SUPPLIED RECORDS:
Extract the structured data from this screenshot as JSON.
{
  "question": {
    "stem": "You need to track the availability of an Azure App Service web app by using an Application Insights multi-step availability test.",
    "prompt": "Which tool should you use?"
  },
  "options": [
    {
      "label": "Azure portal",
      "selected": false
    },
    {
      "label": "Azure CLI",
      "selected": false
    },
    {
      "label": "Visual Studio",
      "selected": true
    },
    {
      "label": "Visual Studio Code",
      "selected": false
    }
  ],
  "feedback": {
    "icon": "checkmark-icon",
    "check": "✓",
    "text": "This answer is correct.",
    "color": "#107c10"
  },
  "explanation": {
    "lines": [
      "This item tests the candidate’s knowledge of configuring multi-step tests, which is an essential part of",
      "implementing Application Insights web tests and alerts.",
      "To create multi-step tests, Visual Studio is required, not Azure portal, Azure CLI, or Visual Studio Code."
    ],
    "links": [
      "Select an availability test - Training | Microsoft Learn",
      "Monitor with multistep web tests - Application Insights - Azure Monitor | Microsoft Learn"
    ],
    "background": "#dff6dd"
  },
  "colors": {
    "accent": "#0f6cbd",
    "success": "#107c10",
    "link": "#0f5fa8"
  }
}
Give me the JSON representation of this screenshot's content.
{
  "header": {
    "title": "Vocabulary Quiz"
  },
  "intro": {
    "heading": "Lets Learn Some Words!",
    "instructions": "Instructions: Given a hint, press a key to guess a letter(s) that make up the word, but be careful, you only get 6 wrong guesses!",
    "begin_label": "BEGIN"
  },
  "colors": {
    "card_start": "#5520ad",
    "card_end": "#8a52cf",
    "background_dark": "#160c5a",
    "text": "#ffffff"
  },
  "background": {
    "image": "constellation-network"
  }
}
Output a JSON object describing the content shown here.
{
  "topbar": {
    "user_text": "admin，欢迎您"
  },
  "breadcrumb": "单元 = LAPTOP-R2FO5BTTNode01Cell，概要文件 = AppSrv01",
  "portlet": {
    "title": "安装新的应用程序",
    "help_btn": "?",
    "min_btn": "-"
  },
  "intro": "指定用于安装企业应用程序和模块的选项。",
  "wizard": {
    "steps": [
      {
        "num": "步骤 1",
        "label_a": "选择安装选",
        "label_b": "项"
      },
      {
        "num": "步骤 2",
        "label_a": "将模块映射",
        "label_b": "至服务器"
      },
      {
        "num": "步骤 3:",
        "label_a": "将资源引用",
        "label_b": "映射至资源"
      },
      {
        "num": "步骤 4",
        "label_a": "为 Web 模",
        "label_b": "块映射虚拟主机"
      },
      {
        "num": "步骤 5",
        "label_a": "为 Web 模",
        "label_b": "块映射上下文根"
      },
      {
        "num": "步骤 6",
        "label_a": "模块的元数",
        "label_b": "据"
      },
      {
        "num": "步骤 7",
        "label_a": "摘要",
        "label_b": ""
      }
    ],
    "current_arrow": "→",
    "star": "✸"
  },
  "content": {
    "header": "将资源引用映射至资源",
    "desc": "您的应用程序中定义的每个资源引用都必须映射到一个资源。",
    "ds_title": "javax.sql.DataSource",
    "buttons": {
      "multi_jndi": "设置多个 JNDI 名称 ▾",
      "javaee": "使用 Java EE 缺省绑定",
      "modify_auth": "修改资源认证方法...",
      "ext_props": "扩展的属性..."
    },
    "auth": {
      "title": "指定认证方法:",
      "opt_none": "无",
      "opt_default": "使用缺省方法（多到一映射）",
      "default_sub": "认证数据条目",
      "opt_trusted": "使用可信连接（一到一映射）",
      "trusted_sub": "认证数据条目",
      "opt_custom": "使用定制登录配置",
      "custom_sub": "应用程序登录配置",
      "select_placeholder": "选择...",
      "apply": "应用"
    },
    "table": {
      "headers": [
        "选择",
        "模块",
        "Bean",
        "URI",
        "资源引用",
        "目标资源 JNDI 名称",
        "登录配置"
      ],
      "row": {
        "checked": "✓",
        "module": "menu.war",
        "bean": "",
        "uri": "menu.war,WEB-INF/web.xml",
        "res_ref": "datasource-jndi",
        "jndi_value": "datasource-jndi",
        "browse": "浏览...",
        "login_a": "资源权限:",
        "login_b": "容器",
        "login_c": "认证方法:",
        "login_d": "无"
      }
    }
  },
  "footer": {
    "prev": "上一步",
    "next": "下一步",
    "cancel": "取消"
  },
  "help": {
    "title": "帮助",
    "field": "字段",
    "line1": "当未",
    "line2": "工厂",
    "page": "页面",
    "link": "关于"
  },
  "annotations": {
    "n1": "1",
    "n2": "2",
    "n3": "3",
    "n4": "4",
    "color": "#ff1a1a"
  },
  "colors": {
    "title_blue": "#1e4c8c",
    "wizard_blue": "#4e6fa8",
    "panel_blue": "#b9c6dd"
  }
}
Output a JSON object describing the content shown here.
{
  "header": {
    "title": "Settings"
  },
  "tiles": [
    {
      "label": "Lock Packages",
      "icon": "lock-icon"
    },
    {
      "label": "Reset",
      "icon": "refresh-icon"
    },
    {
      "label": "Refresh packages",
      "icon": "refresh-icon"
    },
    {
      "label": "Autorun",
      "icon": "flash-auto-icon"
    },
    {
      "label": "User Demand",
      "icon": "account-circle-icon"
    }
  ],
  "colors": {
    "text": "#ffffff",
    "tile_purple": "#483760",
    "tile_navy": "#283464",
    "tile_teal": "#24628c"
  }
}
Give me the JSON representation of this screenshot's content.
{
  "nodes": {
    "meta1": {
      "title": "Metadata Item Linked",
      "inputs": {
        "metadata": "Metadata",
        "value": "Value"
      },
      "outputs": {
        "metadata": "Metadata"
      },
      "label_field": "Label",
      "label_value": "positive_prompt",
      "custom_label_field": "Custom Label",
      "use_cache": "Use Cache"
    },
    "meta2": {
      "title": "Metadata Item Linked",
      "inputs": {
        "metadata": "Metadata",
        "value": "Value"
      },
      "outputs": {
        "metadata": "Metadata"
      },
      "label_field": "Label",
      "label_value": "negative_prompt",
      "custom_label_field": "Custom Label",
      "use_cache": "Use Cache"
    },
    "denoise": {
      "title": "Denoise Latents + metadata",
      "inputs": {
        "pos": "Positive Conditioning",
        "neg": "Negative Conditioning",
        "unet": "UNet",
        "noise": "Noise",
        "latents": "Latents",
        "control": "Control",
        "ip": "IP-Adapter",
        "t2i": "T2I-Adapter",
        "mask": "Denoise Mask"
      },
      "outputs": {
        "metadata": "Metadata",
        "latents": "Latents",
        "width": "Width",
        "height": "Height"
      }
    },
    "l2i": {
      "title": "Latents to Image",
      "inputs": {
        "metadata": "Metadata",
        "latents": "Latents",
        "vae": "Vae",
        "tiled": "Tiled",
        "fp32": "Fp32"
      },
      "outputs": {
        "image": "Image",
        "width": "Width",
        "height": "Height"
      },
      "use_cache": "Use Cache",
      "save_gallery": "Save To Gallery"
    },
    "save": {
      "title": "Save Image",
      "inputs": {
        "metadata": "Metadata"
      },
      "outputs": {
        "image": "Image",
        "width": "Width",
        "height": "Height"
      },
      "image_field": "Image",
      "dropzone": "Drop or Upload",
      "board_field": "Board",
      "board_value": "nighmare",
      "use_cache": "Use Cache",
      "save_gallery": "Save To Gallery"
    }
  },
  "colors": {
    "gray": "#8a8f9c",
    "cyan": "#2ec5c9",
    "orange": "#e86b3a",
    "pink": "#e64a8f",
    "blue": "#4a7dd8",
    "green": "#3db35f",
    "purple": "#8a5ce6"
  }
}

AIM OF THE TASK:
List every line above that contains the word "认证数据条目".

RESULT FOR THIS EXERCISE:
      "default_sub": "认证数据条目",
      "trusted_sub": "认证数据条目",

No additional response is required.